** begin Data shown **

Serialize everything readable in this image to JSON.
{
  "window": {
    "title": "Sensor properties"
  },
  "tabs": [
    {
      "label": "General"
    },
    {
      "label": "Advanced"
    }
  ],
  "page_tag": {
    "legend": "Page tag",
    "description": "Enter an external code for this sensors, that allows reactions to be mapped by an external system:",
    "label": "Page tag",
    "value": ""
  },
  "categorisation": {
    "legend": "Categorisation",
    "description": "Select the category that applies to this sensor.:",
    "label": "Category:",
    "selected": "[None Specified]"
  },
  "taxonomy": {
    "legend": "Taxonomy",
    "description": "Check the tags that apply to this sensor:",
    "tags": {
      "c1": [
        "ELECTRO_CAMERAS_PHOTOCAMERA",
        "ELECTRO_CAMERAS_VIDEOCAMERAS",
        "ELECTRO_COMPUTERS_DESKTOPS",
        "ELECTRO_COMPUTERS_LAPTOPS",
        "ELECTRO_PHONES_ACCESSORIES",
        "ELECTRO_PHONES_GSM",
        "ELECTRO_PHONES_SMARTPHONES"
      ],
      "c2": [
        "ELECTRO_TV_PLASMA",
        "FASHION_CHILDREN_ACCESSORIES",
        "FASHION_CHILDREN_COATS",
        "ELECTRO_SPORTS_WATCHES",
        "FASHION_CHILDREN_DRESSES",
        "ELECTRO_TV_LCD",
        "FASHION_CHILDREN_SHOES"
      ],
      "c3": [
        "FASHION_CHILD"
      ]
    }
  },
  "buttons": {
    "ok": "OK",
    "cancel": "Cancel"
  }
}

** end Data shown **

Set down all of the entries exactly, please.

Serialize everything readable in this image to JSON.
{
  "window": {
    "title": "Sensor properties"
  },
  "tabs": [
    {
      "label": "General"
    },
    {
      "label": "Advanced"
    }
  ],
  "page_tag": {
    "legend": "Page tag",
    "description": "Enter an external code for this sensors, that allows reactions to be mapped by an external system:",
    "label": "Page tag",
    "value": ""
  },
  "categorisation": {
    "legend": "Categorisation",
    "description": "Select the category that applies to this sensor.:",
    "label": "Category:",
    "selected": "[None Specified]"
  },
  "taxonomy": {
    "legend": "Taxonomy",
    "description": "Check the tags that apply to this sensor:",
    "tags": {
      "c1": [
        "ELECTRO_CAMERAS_PHOTOCAMERA",
        "ELECTRO_CAMERAS_VIDEOCAMERAS",
        "ELECTRO_COMPUTERS_DESKTOPS",
        "ELECTRO_COMPUTERS_LAPTOPS",
        "ELECTRO_PHONES_ACCESSORIES",
        "ELECTRO_PHONES_GSM",
        "ELECTRO_PHONES_SMARTPHONES"
      ],
      "c2": [
        "ELECTRO_TV_PLASMA",
        "FASHION_CHILDREN_ACCESSORIES",
        "FASHION_CHILDREN_COATS",
        "ELECTRO_SPORTS_WATCHES",
        "FASHION_CHILDREN_DRESSES",
        "ELECTRO_TV_LCD",
        "FASHION_CHILDREN_SHOES"
      ],
      "c3": [
        "FASHION_CHILD"
      ]
    }
  },
  "buttons": {
    "ok": "OK",
    "cancel": "Cancel"
  }
}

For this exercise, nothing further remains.